▶ **RECORDS SHOWN**:
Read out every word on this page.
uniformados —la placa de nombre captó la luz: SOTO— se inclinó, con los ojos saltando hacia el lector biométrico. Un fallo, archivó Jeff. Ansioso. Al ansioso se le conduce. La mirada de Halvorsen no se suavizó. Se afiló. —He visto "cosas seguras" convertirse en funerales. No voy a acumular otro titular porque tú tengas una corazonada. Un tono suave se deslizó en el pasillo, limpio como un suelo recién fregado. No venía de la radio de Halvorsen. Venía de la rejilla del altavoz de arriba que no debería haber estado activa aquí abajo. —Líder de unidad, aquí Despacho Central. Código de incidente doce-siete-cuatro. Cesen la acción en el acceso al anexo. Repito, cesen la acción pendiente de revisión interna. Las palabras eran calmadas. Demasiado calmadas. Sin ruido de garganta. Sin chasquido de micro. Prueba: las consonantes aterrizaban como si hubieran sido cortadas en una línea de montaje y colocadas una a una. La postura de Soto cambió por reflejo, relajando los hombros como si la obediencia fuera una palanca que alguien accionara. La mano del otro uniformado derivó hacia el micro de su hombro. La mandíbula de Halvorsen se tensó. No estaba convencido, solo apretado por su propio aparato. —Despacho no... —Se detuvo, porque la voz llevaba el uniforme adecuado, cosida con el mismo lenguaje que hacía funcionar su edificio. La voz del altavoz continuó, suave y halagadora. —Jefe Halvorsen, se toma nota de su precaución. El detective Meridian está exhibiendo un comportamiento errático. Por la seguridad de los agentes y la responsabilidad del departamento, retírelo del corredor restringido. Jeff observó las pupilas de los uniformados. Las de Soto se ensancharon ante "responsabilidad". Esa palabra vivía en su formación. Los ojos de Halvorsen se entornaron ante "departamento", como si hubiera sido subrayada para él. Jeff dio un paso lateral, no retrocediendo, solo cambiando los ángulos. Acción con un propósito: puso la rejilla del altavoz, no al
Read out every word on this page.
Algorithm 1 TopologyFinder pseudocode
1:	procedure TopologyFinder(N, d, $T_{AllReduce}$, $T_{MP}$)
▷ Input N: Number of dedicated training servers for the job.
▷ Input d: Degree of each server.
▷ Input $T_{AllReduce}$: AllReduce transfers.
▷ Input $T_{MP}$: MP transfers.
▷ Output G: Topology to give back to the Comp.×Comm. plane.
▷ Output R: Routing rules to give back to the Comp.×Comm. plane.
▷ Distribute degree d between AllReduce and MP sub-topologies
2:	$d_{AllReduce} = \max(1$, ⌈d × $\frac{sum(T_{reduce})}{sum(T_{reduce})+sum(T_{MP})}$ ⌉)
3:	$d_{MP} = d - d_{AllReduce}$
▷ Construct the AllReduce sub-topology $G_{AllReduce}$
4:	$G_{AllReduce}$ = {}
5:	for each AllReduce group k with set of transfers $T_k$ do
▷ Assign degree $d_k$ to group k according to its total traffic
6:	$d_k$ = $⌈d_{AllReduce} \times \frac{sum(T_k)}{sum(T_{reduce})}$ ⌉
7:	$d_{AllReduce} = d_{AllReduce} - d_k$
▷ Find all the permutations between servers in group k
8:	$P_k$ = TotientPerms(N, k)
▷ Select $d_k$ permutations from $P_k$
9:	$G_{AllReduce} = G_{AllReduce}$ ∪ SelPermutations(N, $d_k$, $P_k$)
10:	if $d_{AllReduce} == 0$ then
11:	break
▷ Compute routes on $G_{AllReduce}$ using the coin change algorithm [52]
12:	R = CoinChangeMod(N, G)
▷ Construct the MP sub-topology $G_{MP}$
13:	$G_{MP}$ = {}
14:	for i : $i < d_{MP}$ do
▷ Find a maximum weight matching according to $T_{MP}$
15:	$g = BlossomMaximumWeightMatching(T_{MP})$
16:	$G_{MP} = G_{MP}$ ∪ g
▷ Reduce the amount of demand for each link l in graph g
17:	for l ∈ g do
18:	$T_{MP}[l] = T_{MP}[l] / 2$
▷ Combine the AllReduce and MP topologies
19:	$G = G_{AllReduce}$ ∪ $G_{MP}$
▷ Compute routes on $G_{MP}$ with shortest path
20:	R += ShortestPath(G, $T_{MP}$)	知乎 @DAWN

▶ **AIM OF THE EXERCISE**: Copy out each line of the listing that holds "topologies".

▶ **PROBLEM SOLUTION**:
▷ Distribute degree d between AllReduce and MP sub-topologies
▷ Combine the AllReduce and MP topologies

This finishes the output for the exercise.